(Rows from a figure dataset)
==================================================
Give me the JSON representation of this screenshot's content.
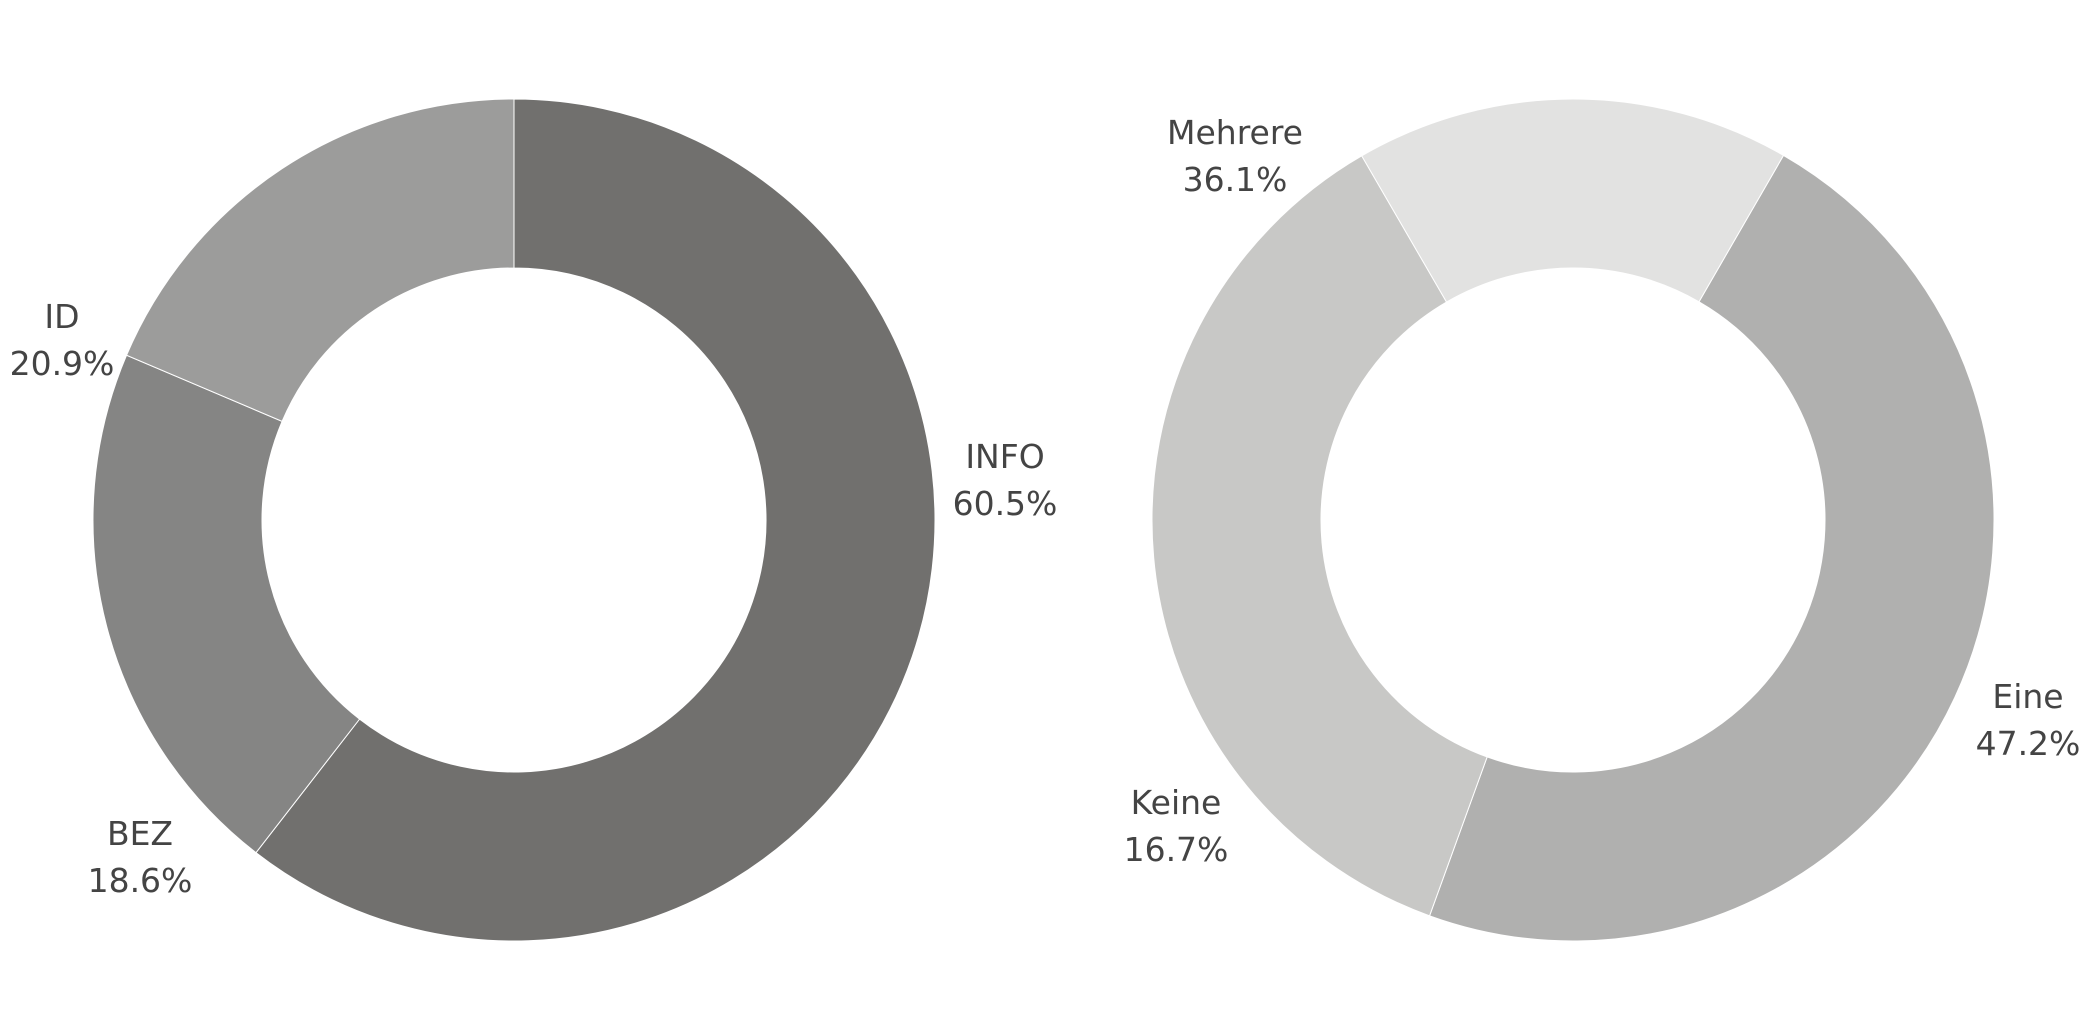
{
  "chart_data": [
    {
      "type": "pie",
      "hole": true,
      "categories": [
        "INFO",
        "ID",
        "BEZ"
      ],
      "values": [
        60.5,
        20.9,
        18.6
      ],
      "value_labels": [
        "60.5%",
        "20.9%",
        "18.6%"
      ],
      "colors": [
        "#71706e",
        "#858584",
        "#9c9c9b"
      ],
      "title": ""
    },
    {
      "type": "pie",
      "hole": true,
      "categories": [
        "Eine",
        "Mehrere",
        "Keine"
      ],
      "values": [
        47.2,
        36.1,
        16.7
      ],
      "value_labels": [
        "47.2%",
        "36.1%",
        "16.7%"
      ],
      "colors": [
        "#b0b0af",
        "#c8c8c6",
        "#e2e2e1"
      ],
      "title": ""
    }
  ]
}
==================================================
§ WRITTEN PROBLEM:
Write out the records above exactly as they appear, leaving out any pictures.

§ FULL ANSWER:
Give me the JSON representation of this screenshot's content.
{
  "chart_data": [
    {
      "type": "pie",
      "hole": true,
      "categories": [
        "INFO",
        "ID",
        "BEZ"
      ],
      "values": [
        60.5,
        20.9,
        18.6
      ],
      "value_labels": [
        "60.5%",
        "20.9%",
        "18.6%"
      ],
      "colors": [
        "#71706e",
        "#858584",
        "#9c9c9b"
      ],
      "title": ""
    },
    {
      "type": "pie",
      "hole": true,
      "categories": [
        "Eine",
        "Mehrere",
        "Keine"
      ],
      "values": [
        47.2,
        36.1,
        16.7
      ],
      "value_labels": [
        "47.2%",
        "36.1%",
        "16.7%"
      ],
      "colors": [
        "#b0b0af",
        "#c8c8c6",
        "#e2e2e1"
      ],
      "title": ""
    }
  ]
}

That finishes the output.